EXERCISE INSTRUCTIONS =
From the records, pick out and copy each line containing "tables".

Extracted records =
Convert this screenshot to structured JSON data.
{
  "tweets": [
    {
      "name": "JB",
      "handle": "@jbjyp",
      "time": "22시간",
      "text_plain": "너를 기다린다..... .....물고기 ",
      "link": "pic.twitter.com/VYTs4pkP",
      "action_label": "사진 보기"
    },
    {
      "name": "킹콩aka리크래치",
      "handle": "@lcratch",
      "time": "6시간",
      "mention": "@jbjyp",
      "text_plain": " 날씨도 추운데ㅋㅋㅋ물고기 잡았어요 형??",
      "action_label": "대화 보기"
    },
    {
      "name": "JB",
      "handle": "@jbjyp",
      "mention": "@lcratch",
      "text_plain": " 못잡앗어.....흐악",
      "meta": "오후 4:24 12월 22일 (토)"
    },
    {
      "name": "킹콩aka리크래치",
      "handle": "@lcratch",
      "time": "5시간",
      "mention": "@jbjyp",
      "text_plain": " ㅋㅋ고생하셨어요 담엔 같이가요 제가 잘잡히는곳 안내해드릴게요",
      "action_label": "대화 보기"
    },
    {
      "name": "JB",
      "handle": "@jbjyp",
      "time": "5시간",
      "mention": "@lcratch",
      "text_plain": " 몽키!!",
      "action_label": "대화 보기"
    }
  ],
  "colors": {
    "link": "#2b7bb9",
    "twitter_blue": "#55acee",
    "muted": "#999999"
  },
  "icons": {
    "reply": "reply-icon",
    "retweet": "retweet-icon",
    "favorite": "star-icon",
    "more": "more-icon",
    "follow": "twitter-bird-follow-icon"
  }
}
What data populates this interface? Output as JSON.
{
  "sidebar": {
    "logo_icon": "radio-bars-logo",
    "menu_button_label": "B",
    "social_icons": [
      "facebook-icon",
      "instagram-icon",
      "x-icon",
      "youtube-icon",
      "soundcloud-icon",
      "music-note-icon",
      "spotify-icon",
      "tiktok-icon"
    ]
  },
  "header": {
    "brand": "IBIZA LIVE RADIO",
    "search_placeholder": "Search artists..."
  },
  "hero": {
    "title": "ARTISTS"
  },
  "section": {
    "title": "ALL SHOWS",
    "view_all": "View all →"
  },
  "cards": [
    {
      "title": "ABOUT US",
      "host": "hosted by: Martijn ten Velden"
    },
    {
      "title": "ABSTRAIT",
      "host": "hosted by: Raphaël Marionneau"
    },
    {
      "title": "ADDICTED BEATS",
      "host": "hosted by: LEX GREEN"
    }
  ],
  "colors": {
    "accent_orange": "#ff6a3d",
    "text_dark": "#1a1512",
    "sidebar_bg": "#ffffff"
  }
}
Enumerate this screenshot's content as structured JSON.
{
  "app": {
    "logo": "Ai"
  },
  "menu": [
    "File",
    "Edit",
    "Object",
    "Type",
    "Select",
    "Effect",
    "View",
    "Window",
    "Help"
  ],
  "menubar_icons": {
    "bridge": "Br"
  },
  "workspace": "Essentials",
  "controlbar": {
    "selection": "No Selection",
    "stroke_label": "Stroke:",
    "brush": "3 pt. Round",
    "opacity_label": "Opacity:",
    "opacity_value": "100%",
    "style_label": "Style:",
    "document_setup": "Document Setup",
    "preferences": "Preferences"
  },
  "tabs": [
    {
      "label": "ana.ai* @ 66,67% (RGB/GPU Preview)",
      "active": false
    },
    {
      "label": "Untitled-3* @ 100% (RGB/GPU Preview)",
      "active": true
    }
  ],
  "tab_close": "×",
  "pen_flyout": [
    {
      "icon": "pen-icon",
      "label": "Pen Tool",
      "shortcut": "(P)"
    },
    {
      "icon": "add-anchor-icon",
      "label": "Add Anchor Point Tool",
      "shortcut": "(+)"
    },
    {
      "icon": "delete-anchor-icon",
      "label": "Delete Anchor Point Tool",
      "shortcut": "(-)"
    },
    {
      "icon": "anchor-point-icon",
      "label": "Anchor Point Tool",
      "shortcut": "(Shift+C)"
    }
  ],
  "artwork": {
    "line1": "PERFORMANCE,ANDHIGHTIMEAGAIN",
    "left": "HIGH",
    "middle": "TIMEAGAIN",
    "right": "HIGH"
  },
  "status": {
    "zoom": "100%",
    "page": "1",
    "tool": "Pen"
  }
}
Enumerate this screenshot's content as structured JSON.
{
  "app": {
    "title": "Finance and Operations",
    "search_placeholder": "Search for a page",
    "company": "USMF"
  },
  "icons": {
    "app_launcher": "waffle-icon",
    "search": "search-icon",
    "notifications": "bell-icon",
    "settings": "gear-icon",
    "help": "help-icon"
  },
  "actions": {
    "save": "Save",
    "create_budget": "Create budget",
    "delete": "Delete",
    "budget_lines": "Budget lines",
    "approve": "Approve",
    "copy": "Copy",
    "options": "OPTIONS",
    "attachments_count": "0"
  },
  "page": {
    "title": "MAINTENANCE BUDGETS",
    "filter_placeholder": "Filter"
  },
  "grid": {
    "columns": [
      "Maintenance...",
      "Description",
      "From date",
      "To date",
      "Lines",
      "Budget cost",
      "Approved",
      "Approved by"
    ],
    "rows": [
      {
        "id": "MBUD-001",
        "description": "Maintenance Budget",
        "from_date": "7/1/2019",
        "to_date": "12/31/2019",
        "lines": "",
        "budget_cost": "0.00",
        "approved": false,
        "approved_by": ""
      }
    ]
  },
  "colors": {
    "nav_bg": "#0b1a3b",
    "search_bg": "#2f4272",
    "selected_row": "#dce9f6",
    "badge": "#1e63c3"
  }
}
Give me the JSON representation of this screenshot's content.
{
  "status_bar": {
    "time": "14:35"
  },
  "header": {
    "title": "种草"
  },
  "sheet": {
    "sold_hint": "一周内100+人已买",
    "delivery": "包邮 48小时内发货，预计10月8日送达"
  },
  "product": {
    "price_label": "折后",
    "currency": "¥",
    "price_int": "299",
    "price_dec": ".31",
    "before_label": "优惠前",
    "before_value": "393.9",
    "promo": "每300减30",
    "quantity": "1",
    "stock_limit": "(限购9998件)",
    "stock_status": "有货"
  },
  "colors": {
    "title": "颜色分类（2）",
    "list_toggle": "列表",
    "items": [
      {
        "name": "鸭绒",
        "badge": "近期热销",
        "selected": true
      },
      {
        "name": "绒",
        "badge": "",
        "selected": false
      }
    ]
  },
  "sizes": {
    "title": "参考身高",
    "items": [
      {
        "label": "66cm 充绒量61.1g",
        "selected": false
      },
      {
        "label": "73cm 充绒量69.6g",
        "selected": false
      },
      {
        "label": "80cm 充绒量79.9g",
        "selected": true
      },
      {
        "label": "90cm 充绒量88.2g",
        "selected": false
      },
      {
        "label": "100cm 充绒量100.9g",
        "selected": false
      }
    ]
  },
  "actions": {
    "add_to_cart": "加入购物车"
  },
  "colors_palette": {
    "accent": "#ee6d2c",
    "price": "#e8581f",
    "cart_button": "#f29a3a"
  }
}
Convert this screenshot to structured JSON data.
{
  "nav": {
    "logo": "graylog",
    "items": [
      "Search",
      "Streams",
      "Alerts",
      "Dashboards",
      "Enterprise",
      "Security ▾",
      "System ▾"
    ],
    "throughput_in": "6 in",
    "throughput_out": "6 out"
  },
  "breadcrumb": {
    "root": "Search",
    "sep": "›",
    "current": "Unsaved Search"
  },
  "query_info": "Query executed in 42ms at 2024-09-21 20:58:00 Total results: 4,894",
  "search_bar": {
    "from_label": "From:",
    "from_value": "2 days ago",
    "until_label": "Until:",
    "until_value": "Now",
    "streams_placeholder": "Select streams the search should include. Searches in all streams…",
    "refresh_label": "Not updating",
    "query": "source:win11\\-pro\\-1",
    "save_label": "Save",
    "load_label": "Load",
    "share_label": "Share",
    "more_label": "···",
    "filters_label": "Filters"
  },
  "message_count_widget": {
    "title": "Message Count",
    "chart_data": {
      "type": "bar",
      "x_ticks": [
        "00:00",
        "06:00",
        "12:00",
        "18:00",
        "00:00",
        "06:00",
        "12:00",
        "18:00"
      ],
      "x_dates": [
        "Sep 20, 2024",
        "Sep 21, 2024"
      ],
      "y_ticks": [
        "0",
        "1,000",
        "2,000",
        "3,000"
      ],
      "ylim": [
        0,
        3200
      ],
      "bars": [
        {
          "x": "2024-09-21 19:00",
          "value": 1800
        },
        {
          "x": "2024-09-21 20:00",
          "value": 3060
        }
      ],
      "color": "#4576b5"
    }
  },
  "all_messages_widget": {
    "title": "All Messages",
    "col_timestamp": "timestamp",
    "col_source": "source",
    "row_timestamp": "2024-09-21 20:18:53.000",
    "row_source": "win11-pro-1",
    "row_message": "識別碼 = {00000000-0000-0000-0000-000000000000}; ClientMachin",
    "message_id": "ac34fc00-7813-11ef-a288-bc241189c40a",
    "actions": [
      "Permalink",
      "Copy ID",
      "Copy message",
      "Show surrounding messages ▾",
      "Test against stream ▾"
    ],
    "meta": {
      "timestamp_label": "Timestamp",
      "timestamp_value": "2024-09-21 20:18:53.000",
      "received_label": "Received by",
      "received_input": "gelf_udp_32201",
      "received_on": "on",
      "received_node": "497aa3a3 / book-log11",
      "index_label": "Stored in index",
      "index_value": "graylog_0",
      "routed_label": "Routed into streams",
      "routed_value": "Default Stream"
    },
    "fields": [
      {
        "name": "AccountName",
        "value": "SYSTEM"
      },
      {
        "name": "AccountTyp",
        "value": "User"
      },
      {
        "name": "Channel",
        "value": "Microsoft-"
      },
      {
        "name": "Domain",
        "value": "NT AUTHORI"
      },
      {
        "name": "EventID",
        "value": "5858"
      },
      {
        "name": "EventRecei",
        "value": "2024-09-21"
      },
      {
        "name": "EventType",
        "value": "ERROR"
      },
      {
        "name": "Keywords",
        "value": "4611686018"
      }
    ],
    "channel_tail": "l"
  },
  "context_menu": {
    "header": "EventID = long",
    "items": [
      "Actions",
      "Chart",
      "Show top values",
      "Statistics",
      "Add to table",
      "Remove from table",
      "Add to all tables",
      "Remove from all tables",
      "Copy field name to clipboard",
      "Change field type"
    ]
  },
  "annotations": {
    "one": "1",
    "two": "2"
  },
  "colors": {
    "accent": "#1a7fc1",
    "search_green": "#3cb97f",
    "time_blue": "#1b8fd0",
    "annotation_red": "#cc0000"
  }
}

TASK OUTPUT =
      "Add to all tables",
      "Remove from all tables",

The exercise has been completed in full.